# DATA FOR THIS TASK:

○ ○ ○

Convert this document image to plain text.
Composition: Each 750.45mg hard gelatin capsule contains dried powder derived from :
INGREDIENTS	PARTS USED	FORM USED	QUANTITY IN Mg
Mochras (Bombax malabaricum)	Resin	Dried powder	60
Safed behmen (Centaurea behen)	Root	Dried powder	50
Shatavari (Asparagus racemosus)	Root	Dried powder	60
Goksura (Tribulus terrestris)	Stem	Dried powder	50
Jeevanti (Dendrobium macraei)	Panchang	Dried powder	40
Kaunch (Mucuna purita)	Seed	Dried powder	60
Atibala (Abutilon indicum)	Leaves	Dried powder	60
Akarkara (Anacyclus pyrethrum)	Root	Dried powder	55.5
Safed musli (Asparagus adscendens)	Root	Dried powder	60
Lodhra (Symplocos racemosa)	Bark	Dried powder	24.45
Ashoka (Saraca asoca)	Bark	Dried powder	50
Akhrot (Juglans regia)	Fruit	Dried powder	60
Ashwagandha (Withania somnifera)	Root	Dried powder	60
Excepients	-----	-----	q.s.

○ ○ ○

# AIM:
Extract each line of the listing above, copying it word for word.

# FULL OUTPUT:
Convert this document image to plain text.
Composition: Each 750.45mg hard gelatin capsule contains dried powder derived from :
INGREDIENTS	PARTS USED	FORM USED	QUANTITY IN Mg
Mochras (Bombax malabaricum)	Resin	Dried powder	60
Safed behmen (Centaurea behen)	Root	Dried powder	50
Shatavari (Asparagus racemosus)	Root	Dried powder	60
Goksura (Tribulus terrestris)	Stem	Dried powder	50
Jeevanti (Dendrobium macraei)	Panchang	Dried powder	40
Kaunch (Mucuna purita)	Seed	Dried powder	60
Atibala (Abutilon indicum)	Leaves	Dried powder	60
Akarkara (Anacyclus pyrethrum)	Root	Dried powder	55.5
Safed musli (Asparagus adscendens)	Root	Dried powder	60
Lodhra (Symplocos racemosa)	Bark	Dried powder	24.45
Ashoka (Saraca asoca)	Bark	Dried powder	50
Akhrot (Juglans regia)	Fruit	Dried powder	60
Ashwagandha (Withania somnifera)	Root	Dried powder	60
Excepients	-----	-----	q.s.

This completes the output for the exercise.